Search the data for the word "value" and copy every line that contains it.

[Data records]
----------
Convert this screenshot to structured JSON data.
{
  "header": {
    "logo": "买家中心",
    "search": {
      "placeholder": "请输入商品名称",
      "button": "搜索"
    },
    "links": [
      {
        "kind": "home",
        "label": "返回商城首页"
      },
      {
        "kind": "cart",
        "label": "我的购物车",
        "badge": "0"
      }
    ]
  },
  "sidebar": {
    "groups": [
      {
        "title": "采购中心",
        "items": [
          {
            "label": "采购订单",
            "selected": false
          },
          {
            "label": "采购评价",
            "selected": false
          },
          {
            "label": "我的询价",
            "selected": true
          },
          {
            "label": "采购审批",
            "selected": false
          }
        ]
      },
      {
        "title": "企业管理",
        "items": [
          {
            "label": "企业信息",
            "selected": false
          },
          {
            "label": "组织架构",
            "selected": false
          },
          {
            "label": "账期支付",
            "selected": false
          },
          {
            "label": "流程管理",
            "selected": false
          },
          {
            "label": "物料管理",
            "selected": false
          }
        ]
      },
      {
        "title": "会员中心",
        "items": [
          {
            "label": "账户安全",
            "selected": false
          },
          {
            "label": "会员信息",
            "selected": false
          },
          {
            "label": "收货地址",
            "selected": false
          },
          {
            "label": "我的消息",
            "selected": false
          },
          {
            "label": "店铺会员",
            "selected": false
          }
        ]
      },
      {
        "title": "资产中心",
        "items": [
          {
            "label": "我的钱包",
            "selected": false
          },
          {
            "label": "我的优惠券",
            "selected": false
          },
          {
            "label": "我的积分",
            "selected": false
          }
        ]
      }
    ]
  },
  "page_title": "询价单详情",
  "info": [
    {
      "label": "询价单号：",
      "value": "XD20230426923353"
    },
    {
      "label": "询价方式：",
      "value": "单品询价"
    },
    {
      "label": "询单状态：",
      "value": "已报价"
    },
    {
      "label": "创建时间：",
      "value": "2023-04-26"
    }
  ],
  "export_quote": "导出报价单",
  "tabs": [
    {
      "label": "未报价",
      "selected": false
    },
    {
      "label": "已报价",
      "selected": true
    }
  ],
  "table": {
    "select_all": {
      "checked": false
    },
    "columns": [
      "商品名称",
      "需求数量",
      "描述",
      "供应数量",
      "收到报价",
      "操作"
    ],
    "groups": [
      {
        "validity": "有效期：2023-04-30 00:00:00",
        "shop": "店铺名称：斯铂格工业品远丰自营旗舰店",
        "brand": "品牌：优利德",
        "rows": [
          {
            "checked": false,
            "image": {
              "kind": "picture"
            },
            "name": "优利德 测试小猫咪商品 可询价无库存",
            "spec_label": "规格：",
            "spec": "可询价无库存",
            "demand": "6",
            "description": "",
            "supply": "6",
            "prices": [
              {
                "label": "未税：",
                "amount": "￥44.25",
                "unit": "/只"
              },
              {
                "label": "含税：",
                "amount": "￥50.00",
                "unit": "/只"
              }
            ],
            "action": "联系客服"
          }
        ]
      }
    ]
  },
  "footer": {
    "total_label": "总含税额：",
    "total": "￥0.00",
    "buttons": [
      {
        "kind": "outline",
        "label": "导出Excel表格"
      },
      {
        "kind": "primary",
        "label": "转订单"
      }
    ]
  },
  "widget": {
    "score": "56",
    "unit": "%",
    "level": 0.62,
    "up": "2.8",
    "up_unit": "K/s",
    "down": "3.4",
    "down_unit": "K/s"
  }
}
----------
— COMPLETE RESPONSE —
      "value": "XD20230426923353"
      "value": "单品询价"
      "value": "已报价"
      "value": "2023-04-26"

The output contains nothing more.